Task goal:
Copy all records verbatim.

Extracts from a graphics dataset
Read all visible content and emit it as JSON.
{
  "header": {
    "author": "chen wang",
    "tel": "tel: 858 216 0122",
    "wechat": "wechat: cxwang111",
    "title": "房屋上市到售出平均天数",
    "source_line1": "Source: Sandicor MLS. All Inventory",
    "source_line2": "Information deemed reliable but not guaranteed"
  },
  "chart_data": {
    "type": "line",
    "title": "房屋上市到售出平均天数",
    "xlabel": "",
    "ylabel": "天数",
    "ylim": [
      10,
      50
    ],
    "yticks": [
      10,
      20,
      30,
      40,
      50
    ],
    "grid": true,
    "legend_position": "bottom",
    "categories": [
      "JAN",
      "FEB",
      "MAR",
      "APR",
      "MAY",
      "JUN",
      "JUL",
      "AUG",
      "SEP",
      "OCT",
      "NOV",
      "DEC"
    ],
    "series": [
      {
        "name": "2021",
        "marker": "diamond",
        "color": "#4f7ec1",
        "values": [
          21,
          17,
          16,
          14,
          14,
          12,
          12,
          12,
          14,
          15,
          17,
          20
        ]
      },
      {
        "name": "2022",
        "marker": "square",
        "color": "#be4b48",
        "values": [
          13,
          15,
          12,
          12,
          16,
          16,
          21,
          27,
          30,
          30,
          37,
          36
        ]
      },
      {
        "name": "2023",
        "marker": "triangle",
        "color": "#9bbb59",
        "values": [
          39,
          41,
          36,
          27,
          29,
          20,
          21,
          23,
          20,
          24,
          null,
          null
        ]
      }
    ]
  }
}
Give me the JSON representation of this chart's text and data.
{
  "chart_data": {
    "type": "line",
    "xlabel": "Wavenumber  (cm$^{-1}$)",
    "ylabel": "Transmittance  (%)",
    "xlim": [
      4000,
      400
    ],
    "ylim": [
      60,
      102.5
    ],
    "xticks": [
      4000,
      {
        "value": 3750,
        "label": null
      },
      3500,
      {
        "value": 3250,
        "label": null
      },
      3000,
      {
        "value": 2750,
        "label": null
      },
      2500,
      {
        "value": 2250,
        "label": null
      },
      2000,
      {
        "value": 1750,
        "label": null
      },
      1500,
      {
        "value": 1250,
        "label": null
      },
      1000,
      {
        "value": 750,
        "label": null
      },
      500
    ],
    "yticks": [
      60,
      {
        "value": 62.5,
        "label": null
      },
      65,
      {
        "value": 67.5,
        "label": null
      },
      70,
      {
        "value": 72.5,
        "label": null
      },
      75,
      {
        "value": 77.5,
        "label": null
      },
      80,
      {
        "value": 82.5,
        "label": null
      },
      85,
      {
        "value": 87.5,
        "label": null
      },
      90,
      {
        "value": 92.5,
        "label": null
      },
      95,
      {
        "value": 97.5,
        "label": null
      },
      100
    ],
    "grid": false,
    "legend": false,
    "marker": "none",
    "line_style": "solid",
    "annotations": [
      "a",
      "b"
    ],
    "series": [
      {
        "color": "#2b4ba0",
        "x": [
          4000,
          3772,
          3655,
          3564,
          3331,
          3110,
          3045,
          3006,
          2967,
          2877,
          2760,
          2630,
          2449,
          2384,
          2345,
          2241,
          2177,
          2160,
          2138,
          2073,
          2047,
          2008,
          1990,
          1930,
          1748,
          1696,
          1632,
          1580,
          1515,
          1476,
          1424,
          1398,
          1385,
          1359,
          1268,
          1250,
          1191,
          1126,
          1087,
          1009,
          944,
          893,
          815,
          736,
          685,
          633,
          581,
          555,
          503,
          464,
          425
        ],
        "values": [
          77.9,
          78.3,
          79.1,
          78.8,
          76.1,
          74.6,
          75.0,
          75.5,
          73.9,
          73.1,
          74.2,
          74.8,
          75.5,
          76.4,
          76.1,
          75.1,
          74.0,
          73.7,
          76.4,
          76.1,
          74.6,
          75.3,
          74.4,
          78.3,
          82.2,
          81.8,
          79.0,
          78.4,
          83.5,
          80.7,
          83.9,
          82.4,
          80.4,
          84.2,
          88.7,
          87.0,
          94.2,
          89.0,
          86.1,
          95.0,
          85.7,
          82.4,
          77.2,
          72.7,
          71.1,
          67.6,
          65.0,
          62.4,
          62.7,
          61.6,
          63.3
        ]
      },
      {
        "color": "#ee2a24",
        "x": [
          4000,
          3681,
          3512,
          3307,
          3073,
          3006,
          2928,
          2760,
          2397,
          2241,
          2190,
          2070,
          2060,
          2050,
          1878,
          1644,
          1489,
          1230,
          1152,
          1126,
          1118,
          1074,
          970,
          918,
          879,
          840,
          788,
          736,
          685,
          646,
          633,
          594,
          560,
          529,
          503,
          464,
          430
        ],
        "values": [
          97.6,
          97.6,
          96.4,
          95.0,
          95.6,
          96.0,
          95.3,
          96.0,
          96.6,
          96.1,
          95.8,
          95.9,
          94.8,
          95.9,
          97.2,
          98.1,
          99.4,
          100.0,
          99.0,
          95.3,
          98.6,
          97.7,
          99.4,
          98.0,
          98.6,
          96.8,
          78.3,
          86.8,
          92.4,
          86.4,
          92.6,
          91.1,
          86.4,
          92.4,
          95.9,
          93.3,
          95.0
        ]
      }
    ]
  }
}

Exercise result:
Read all visible content and emit it as JSON.
{
  "header": {
    "author": "chen wang",
    "tel": "tel: 858 216 0122",
    "wechat": "wechat: cxwang111",
    "title": "房屋上市到售出平均天数",
    "source_line1": "Source: Sandicor MLS. All Inventory",
    "source_line2": "Information deemed reliable but not guaranteed"
  },
  "chart_data": {
    "type": "line",
    "title": "房屋上市到售出平均天数",
    "xlabel": "",
    "ylabel": "天数",
    "ylim": [
      10,
      50
    ],
    "yticks": [
      10,
      20,
      30,
      40,
      50
    ],
    "grid": true,
    "legend_position": "bottom",
    "categories": [
      "JAN",
      "FEB",
      "MAR",
      "APR",
      "MAY",
      "JUN",
      "JUL",
      "AUG",
      "SEP",
      "OCT",
      "NOV",
      "DEC"
    ],
    "series": [
      {
        "name": "2021",
        "marker": "diamond",
        "color": "#4f7ec1",
        "values": [
          21,
          17,
          16,
          14,
          14,
          12,
          12,
          12,
          14,
          15,
          17,
          20
        ]
      },
      {
        "name": "2022",
        "marker": "square",
        "color": "#be4b48",
        "values": [
          13,
          15,
          12,
          12,
          16,
          16,
          21,
          27,
          30,
          30,
          37,
          36
        ]
      },
      {
        "name": "2023",
        "marker": "triangle",
        "color": "#9bbb59",
        "values": [
          39,
          41,
          36,
          27,
          29,
          20,
          21,
          23,
          20,
          24,
          null,
          null
        ]
      }
    ]
  }
}
Give me the JSON representation of this chart's text and data.
{
  "chart_data": {
    "type": "line",
    "xlabel": "Wavenumber  (cm$^{-1}$)",
    "ylabel": "Transmittance  (%)",
    "xlim": [
      4000,
      400
    ],
    "ylim": [
      60,
      102.5
    ],
    "xticks": [
      4000,
      {
        "value": 3750,
        "label": null
      },
      3500,
      {
        "value": 3250,
        "label": null
      },
      3000,
      {
        "value": 2750,
        "label": null
      },
      2500,
      {
        "value": 2250,
        "label": null
      },
      2000,
      {
        "value": 1750,
        "label": null
      },
      1500,
      {
        "value": 1250,
        "label": null
      },
      1000,
      {
        "value": 750,
        "label": null
      },
      500
    ],
    "yticks": [
      60,
      {
        "value": 62.5,
        "label": null
      },
      65,
      {
        "value": 67.5,
        "label": null
      },
      70,
      {
        "value": 72.5,
        "label": null
      },
      75,
      {
        "value": 77.5,
        "label": null
      },
      80,
      {
        "value": 82.5,
        "label": null
      },
      85,
      {
        "value": 87.5,
        "label": null
      },
      90,
      {
        "value": 92.5,
        "label": null
      },
      95,
      {
        "value": 97.5,
        "label": null
      },
      100
    ],
    "grid": false,
    "legend": false,
    "marker": "none",
    "line_style": "solid",
    "annotations": [
      "a",
      "b"
    ],
    "series": [
      {
        "color": "#2b4ba0",
        "x": [
          4000,
          3772,
          3655,
          3564,
          3331,
          3110,
          3045,
          3006,
          2967,
          2877,
          2760,
          2630,
          2449,
          2384,
          2345,
          2241,
          2177,
          2160,
          2138,
          2073,
          2047,
          2008,
          1990,
          1930,
          1748,
          1696,
          1632,
          1580,
          1515,
          1476,
          1424,
          1398,
          1385,
          1359,
          1268,
          1250,
          1191,
          1126,
          1087,
          1009,
          944,
          893,
          815,
          736,
          685,
          633,
          581,
          555,
          503,
          464,
          425
        ],
        "values": [
          77.9,
          78.3,
          79.1,
          78.8,
          76.1,
          74.6,
          75.0,
          75.5,
          73.9,
          73.1,
          74.2,
          74.8,
          75.5,
          76.4,
          76.1,
          75.1,
          74.0,
          73.7,
          76.4,
          76.1,
          74.6,
          75.3,
          74.4,
          78.3,
          82.2,
          81.8,
          79.0,
          78.4,
          83.5,
          80.7,
          83.9,
          82.4,
          80.4,
          84.2,
          88.7,
          87.0,
          94.2,
          89.0,
          86.1,
          95.0,
          85.7,
          82.4,
          77.2,
          72.7,
          71.1,
          67.6,
          65.0,
          62.4,
          62.7,
          61.6,
          63.3
        ]
      },
      {
        "color": "#ee2a24",
        "x": [
          4000,
          3681,
          3512,
          3307,
          3073,
          3006,
          2928,
          2760,
          2397,
          2241,
          2190,
          2070,
          2060,
          2050,
          1878,
          1644,
          1489,
          1230,
          1152,
          1126,
          1118,
          1074,
          970,
          918,
          879,
          840,
          788,
          736,
          685,
          646,
          633,
          594,
          560,
          529,
          503,
          464,
          430
        ],
        "values": [
          97.6,
          97.6,
          96.4,
          95.0,
          95.6,
          96.0,
          95.3,
          96.0,
          96.6,
          96.1,
          95.8,
          95.9,
          94.8,
          95.9,
          97.2,
          98.1,
          99.4,
          100.0,
          99.0,
          95.3,
          98.6,
          97.7,
          99.4,
          98.0,
          98.6,
          96.8,
          78.3,
          86.8,
          92.4,
          86.4,
          92.6,
          91.1,
          86.4,
          92.4,
          95.9,
          93.3,
          95.0
        ]
      }
    ]
  }
}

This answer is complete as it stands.